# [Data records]
* START *

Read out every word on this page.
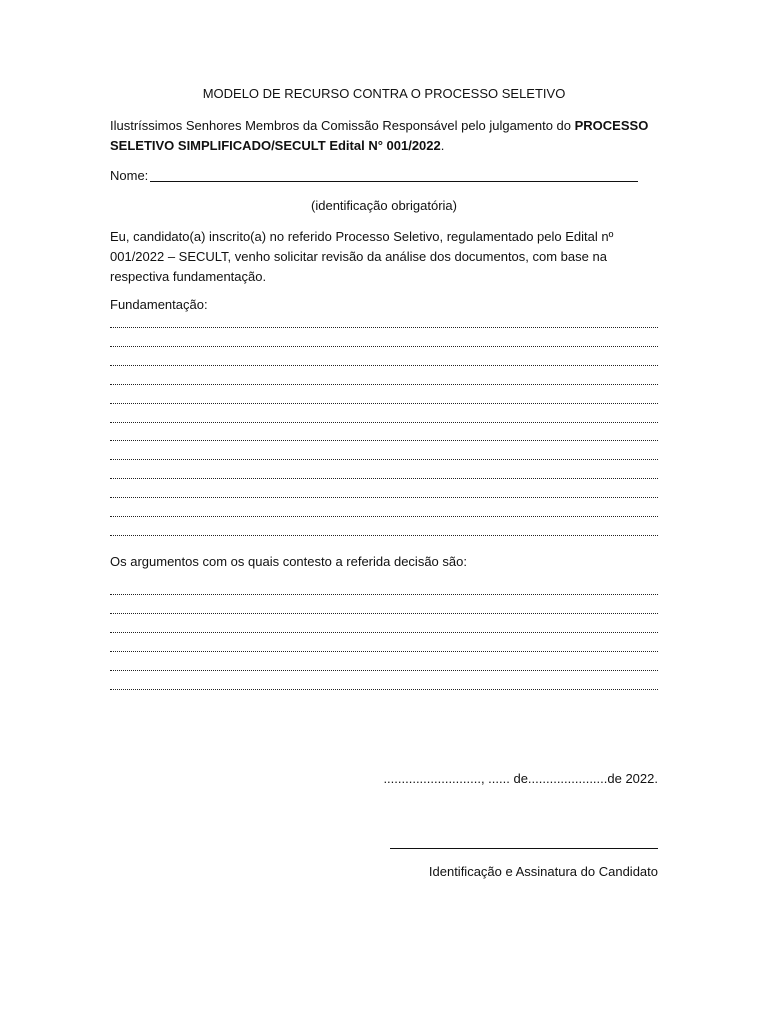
MODELO DE RECURSO CONTRA O PROCESSO SELETIVO
Ilustríssimos Senhores Membros da Comissão Responsável pelo julgamento do PROCESSO SELETIVO SIMPLIFICADO/SECULT Edital N° 001/2022.
Nome:
(identificação obrigatória)
Eu, candidato(a) inscrito(a) no referido Processo Seletivo, regulamentado pelo Edital nº 001/2022 – SECULT, venho solicitar revisão da análise dos documentos, com base na respectiva fundamentação.
Fundamentação:
Os argumentos com os quais contesto a referida decisão são:
..........................., ...... de......................de 2022.
Identificação e Assinatura do Candidato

* END *

# [Goal]
Of the lines in the material, how many include "SECULT"? Respond with the number alone.

# [Finished task]
2